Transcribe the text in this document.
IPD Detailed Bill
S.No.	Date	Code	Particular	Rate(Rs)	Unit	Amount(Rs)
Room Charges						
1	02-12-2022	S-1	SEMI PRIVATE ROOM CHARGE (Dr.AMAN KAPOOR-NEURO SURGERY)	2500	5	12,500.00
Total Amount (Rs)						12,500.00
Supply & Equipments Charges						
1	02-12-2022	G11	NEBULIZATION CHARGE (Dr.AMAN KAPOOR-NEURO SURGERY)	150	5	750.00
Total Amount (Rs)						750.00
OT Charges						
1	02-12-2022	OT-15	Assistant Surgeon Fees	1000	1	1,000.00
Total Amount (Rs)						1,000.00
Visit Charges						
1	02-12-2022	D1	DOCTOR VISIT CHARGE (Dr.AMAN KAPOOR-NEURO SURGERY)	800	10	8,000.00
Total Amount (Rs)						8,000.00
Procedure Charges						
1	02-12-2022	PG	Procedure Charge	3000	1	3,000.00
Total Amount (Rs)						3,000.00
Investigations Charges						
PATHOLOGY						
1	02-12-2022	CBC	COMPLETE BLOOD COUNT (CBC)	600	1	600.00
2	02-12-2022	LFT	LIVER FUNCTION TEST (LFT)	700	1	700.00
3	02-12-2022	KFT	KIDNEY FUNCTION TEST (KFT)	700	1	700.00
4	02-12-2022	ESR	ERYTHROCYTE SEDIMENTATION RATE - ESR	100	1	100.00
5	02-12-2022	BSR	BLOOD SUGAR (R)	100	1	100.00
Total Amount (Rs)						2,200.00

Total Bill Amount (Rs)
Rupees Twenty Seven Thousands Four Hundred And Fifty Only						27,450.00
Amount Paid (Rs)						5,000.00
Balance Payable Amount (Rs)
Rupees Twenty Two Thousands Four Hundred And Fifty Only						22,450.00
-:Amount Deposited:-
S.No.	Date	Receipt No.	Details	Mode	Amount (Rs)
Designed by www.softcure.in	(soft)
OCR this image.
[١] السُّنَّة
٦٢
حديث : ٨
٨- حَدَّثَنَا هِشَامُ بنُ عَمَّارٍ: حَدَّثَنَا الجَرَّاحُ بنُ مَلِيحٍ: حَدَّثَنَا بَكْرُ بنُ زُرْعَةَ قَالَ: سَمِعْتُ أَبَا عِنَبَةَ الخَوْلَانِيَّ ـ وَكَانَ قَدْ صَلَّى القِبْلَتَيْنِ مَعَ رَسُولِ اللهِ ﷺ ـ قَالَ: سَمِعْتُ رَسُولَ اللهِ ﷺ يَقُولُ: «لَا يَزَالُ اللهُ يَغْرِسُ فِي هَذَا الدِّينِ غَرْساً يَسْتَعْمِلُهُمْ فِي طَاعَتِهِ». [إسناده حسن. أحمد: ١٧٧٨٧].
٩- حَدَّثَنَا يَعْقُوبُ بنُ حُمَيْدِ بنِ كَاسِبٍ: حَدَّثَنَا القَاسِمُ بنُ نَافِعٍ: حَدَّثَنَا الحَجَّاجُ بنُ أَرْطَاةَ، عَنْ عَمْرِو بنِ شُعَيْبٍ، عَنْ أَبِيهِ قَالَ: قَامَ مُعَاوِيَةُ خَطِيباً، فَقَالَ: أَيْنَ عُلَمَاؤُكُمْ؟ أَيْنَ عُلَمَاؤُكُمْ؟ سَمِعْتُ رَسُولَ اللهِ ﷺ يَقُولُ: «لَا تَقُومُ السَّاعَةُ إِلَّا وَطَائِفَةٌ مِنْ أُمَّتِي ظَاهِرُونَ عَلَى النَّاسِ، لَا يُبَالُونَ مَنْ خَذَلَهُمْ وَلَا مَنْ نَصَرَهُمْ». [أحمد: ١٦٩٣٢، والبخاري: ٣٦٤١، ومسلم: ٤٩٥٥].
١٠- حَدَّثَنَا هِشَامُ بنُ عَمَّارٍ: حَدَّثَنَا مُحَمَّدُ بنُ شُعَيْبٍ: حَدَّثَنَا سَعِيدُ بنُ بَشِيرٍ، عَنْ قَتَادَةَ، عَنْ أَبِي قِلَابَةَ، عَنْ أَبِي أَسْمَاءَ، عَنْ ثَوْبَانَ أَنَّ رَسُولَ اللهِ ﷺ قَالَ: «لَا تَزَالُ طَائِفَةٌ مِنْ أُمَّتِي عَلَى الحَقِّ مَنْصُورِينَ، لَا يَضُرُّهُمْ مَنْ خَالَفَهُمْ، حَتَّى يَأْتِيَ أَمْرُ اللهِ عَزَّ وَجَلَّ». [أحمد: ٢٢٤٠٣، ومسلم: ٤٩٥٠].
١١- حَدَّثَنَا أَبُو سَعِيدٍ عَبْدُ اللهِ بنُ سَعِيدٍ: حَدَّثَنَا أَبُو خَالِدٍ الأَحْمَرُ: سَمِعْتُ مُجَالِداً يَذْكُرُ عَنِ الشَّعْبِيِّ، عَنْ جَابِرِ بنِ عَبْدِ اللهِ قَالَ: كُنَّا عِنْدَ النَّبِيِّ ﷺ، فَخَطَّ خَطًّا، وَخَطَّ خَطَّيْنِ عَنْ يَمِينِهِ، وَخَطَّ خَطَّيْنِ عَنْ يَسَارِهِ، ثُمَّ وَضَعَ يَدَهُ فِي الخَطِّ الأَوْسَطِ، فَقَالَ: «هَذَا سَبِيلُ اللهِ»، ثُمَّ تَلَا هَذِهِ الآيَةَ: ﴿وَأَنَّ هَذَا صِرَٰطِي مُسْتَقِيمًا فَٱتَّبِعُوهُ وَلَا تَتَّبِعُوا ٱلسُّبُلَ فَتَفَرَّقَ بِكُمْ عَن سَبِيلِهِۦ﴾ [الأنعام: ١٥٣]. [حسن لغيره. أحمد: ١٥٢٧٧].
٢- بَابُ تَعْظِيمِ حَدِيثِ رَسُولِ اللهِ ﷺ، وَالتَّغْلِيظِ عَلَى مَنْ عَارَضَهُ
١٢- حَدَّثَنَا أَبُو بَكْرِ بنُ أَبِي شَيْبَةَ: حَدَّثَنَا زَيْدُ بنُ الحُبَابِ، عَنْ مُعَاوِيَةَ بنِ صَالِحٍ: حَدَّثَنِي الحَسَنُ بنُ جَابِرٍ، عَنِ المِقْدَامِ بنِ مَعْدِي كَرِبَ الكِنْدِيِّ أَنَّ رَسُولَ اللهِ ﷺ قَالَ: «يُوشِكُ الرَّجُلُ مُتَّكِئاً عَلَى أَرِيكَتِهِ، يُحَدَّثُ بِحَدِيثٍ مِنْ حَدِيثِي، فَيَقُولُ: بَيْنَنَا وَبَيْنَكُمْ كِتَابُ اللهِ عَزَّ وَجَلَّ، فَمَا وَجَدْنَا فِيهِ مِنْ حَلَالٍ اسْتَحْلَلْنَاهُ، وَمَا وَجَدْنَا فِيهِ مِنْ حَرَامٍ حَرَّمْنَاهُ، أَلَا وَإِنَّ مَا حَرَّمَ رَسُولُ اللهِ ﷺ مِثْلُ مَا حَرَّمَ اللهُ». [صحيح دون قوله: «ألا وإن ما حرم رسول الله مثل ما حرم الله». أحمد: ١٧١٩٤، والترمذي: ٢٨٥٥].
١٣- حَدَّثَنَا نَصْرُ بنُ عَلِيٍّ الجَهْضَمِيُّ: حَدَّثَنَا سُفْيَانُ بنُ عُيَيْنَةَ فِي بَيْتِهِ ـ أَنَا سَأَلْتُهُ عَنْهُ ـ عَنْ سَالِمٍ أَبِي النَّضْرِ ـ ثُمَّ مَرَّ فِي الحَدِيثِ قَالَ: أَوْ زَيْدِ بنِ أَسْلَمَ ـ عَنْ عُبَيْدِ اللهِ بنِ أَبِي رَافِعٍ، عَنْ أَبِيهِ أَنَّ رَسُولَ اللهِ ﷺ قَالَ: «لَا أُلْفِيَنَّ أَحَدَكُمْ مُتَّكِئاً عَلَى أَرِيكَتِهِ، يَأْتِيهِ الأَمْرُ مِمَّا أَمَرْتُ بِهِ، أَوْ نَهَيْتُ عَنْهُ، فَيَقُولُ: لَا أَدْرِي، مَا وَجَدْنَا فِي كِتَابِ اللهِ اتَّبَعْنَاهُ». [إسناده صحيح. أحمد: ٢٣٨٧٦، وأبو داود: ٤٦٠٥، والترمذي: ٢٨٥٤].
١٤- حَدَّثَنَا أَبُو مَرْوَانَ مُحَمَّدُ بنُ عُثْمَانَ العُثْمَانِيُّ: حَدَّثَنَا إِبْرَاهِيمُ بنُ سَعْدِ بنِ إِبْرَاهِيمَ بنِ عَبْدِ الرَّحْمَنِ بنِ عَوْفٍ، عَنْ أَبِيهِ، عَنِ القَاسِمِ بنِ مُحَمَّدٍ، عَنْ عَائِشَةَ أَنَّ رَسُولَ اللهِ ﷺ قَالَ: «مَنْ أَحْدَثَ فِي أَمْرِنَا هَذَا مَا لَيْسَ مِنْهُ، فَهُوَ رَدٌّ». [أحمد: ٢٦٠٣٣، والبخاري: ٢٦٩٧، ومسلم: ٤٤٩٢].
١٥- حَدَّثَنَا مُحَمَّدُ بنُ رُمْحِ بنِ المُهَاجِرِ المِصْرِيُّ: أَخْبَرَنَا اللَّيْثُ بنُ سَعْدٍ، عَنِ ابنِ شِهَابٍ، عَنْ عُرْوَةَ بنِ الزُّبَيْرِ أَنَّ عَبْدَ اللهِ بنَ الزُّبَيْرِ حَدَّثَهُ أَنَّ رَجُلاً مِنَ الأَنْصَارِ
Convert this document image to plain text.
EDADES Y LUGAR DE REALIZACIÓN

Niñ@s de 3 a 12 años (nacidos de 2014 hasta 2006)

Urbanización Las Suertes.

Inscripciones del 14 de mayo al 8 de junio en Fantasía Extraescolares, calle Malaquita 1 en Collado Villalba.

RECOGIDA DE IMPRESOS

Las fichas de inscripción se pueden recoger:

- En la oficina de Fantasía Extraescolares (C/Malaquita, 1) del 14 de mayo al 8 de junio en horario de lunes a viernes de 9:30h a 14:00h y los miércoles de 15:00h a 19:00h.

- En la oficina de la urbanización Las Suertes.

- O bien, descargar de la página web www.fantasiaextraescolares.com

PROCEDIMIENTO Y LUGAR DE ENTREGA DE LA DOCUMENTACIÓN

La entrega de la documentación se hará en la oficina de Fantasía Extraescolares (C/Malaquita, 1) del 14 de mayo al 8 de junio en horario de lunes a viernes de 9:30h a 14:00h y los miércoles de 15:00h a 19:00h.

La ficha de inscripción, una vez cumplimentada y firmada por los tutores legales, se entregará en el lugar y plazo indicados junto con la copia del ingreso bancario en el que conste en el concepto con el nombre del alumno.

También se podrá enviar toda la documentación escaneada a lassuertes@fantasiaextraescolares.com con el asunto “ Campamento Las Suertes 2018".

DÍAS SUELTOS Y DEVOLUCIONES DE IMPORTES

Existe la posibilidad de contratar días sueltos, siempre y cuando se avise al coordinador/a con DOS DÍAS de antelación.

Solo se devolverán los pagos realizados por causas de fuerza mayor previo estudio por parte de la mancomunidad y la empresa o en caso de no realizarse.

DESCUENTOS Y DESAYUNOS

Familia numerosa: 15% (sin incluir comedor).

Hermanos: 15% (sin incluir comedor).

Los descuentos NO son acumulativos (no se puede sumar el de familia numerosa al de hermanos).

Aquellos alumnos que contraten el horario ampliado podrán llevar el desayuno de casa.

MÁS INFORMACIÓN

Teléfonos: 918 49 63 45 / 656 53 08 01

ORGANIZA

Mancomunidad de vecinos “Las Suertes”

---+---

» **PROBLEM STATEMENT**
Return each line of the listing that holds the string "Twenty".

» **FINISHED TASK**
Rupees Twenty Seven Thousands Four Hundred And Fifty Only						27,450.00
Rupees Twenty Two Thousands Four Hundred And Fifty Only						22,450.00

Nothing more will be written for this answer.